▶ _Exercise requirements_
1 – Decide whether each statement agrees with the PERMIS page, answering yes or no and quoting the deciding words: (a) PERMIS supplies its own authentication mechanism; (b) a PERMIS policy can be stored as a simple text XML file; (c) the NIST model assumes centralized assignment of roles to users.
2 – Rewrite the part of the PERMIS page that opens with the words "What does PERMIS stand" and closes with "slang term: PERMIS.", putting "initialism" in place of "acronym".
──────── Document extract
What does PERMIS stand for?
What does PERMIS mean? This page is about the various possible meanings of the acronym, abbreviation or slang term: PERMIS.
What does PERMIS mean?
- PERMIS is a sophisticated policy-based authorisation system that implements an enhanced version of the U.S. National Institute of Standards and Technology standard Role-Based Access Control model. PERMIS supports the distributed assignment of both roles and attributes to users by multiple distributed attribute authorities, unlike the NIST model which assumes the centralised assignment of roles to users. PERMIS provides a cryptographically secure privilege management infrastructure using public key encryption technologies and X.509 Attribute certificates to maintain users' attributes. PERMIS does not provide any authentication mechanism, but leaves it up to the application to determine what to use. PERMIS's strength comes from its ability to be integrated into virtually any application and any authentication scheme like Shibboleth, Kerberos, username/passwords, Grid proxy certificates and Public Key Infrastructure. As a standard RBAC system, PERMIS's main entities are an authorisation policy, a set of users, a set of administrators who assign roles/attributes to users, a set of resources that are to be protected, a set of actions on resources, a set of access control rules, and optional obligations and constraints. The PERMIS policy is eXtensible Markup Language-based and has rules for user-role assignments and role-privilege assignments, the latter containing optional obligations that are returned to the application when a user is granted access to a resource. A PERMIS policy can be stored as either a simple text XML file, or as an attribute within a signed X.509 attribute certificate to provide integrity protection and tampering detection. User roles and attributes may be held in secure signed X.509 attributes certificates, and stored in Lightweight Directory Access Protocol directories or Web-based Distributed Authoring and Versioning repositories, or they may be created on demand as Security Assertion Markup Language attribute assertions.
────────────────
──────── Data records
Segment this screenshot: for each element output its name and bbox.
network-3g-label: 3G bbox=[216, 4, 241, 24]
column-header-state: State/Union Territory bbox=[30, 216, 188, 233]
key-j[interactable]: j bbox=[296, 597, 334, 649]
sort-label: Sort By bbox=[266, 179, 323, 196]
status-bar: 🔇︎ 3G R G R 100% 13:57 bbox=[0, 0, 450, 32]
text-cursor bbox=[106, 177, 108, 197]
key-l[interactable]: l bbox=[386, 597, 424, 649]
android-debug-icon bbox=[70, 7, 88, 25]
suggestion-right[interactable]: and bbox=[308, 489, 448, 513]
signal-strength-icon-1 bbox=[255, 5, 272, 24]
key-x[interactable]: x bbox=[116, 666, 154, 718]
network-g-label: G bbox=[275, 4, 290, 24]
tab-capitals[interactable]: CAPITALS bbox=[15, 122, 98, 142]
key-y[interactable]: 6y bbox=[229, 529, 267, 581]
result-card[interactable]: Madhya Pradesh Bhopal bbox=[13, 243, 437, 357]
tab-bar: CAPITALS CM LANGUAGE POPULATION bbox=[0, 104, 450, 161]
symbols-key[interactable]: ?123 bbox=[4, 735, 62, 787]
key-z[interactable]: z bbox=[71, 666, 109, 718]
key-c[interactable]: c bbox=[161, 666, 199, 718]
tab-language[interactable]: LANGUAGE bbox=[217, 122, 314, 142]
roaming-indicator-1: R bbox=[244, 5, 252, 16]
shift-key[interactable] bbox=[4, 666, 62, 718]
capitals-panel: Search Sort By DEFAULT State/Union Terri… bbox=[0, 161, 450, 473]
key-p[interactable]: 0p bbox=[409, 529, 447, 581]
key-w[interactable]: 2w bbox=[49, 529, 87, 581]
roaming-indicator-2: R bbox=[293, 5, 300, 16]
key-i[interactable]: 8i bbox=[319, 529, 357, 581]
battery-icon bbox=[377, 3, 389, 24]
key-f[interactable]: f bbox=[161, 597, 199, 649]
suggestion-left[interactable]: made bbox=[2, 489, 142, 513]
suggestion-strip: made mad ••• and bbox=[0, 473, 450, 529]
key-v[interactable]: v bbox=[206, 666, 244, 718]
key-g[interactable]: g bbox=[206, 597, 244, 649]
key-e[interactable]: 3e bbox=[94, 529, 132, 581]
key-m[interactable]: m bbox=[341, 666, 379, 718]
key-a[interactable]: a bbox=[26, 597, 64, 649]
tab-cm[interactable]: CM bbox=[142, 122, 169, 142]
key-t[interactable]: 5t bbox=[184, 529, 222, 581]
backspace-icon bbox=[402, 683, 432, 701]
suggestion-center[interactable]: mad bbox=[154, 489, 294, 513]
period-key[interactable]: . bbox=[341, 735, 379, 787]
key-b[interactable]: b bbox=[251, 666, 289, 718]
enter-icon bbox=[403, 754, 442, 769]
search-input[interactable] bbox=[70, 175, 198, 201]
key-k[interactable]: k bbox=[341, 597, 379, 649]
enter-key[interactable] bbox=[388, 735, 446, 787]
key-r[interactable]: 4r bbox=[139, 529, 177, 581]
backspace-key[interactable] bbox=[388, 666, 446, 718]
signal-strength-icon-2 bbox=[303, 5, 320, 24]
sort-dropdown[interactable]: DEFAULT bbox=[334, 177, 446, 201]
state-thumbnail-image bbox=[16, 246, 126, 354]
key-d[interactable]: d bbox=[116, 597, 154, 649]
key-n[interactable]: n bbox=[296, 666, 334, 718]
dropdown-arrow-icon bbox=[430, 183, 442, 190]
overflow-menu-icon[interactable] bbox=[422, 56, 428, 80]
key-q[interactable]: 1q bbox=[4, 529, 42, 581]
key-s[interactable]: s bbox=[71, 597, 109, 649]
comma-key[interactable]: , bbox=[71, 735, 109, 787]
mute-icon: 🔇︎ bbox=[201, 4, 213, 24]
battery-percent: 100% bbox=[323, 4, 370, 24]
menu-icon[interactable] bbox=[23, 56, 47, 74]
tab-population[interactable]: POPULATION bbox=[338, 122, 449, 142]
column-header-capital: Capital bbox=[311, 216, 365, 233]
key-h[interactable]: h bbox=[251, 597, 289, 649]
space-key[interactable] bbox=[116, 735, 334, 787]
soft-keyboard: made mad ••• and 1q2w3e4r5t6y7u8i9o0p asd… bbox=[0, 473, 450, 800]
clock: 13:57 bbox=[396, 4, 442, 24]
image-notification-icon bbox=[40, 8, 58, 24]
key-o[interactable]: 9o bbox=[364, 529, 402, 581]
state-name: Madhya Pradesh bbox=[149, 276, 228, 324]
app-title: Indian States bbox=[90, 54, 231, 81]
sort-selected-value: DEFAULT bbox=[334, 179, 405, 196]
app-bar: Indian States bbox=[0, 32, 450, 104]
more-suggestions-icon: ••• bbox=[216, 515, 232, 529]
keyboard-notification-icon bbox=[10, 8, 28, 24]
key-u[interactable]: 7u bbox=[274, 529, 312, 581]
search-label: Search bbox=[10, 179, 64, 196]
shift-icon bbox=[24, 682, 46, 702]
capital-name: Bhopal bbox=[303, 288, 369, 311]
────────────────
▶ _Task results_
1 –
(a) No: "PERMIS does not provide any authentication mechanism, but leaves it up to the application to determine what to use."
(b) Yes: "A PERMIS policy can be stored as either a simple text XML file"
(c) Yes: "unlike the NIST model which assumes the centralised assignment of roles to users"

2 –
What does PERMIS stand for?
What does PERMIS mean? This page is about the various possible meanings of the initialism, abbreviation or slang term: PERMIS.